Assignment: Return each line of the records below that contains the word "peak".

Material to process:
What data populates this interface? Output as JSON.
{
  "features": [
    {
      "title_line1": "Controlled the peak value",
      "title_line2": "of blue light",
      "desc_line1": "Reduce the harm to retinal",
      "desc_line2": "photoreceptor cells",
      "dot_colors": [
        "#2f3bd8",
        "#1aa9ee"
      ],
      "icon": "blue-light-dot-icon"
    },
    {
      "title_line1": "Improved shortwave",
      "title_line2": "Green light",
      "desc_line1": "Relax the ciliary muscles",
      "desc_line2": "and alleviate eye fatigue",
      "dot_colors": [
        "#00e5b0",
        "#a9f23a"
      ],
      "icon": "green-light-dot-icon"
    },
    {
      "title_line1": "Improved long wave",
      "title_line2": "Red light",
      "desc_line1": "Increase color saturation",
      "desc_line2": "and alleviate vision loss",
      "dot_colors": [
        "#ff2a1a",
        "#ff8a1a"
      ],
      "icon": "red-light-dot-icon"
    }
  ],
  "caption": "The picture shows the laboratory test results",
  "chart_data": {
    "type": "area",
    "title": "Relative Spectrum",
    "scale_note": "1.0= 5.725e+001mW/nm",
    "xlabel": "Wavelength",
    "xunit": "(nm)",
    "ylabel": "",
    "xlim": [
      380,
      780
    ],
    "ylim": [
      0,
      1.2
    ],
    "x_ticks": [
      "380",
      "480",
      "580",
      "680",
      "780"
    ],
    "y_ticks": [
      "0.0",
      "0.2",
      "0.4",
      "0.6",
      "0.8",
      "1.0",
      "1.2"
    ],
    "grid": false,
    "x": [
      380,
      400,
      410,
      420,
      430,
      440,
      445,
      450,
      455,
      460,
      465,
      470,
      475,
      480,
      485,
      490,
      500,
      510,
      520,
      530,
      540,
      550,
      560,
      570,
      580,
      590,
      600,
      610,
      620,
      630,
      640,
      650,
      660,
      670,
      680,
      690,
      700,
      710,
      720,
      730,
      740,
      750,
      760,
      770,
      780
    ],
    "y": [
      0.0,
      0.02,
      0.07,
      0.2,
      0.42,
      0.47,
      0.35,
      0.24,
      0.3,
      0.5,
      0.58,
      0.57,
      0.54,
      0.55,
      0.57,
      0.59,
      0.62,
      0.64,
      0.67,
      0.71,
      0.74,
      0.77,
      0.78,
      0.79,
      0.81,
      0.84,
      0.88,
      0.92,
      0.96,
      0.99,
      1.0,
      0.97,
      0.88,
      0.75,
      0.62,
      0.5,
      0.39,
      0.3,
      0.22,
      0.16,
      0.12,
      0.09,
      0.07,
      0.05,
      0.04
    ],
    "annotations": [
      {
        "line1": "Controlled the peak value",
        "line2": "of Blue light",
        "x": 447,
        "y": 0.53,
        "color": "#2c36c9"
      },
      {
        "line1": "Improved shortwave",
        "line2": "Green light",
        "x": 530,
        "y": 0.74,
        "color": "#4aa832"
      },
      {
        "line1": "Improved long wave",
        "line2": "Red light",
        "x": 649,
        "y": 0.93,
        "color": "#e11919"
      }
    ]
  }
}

---

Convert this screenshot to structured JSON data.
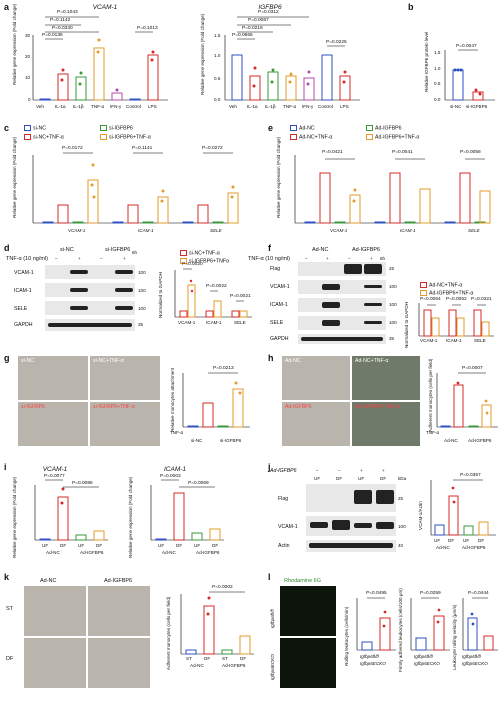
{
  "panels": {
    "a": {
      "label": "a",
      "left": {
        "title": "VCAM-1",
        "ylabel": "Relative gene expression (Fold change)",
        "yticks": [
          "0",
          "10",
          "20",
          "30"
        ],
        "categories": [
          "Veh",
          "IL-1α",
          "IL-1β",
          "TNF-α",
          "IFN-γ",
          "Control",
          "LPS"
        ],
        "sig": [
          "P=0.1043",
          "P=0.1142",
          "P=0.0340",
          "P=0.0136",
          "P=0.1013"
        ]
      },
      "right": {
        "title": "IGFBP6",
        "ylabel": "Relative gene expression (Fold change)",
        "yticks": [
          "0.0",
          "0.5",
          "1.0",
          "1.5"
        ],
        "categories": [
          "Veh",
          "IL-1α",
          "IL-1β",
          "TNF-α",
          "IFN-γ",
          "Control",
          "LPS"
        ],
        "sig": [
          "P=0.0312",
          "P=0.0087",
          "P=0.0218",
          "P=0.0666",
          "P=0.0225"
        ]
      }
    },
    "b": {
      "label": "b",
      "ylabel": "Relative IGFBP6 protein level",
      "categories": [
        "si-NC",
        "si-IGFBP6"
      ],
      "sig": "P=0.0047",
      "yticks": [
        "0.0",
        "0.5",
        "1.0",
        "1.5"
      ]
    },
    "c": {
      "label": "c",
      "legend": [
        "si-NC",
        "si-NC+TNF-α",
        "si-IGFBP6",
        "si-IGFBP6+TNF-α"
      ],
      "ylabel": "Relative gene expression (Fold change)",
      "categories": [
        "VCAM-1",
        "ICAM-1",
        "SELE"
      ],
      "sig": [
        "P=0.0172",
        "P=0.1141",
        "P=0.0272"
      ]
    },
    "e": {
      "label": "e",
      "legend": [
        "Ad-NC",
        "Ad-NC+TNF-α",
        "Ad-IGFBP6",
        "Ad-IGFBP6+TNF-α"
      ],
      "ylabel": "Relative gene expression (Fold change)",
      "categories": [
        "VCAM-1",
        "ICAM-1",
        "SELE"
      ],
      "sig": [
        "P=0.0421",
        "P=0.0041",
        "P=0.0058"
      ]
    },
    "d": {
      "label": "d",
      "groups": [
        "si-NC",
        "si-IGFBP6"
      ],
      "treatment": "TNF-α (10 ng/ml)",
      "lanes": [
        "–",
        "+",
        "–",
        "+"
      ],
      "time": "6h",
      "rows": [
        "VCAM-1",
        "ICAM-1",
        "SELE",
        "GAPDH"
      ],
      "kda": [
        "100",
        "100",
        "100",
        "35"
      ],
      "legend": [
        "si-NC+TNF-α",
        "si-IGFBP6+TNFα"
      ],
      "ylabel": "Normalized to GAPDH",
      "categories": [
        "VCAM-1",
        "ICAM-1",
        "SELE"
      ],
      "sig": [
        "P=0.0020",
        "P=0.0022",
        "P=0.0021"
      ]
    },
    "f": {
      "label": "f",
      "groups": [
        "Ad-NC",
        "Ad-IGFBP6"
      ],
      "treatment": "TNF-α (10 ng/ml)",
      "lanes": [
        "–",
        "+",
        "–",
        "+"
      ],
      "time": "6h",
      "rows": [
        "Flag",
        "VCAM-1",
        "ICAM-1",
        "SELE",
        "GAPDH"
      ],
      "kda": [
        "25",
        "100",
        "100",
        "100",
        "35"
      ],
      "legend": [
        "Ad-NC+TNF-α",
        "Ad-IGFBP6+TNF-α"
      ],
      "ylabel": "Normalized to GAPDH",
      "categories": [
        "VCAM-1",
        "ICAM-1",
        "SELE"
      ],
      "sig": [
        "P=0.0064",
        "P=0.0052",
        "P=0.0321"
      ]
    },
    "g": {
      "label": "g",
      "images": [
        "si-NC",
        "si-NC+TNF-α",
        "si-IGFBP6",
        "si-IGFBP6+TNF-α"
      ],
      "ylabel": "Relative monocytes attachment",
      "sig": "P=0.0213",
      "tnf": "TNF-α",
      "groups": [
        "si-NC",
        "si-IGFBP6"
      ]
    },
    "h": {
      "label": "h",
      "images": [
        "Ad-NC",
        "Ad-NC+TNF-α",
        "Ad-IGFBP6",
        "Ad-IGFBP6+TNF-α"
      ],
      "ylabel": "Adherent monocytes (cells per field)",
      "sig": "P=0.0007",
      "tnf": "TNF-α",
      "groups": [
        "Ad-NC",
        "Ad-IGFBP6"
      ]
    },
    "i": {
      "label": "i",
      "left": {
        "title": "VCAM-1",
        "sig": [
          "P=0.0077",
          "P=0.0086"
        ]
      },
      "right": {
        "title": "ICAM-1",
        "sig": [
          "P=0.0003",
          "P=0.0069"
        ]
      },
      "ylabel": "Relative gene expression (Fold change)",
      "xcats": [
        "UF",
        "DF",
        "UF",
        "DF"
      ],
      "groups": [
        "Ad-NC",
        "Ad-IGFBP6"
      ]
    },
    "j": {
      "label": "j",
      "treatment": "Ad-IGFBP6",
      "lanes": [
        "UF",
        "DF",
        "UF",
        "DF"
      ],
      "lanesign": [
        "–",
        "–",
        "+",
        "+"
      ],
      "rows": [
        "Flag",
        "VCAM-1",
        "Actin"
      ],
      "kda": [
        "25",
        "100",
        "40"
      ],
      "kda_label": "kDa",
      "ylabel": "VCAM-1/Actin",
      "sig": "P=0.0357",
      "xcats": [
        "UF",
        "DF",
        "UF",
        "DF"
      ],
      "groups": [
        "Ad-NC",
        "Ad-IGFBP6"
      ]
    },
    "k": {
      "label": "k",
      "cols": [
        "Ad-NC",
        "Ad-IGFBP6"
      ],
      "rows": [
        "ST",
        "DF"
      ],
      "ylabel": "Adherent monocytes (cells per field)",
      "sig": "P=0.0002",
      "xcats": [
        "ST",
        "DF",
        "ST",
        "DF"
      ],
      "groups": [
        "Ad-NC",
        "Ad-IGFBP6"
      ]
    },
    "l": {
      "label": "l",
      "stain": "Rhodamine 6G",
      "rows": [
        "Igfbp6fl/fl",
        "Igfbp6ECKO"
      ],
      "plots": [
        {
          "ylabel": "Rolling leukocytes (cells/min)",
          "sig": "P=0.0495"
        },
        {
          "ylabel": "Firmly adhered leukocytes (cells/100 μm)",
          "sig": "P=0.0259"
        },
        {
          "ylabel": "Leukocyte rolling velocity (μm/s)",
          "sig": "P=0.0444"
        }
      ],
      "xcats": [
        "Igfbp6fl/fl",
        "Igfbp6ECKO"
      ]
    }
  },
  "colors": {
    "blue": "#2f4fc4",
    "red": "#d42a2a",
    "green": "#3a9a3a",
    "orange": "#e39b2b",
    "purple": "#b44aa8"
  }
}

Solution to this problem:
      "title_line1": "Controlled the peak value",
        "line1": "Controlled the peak value",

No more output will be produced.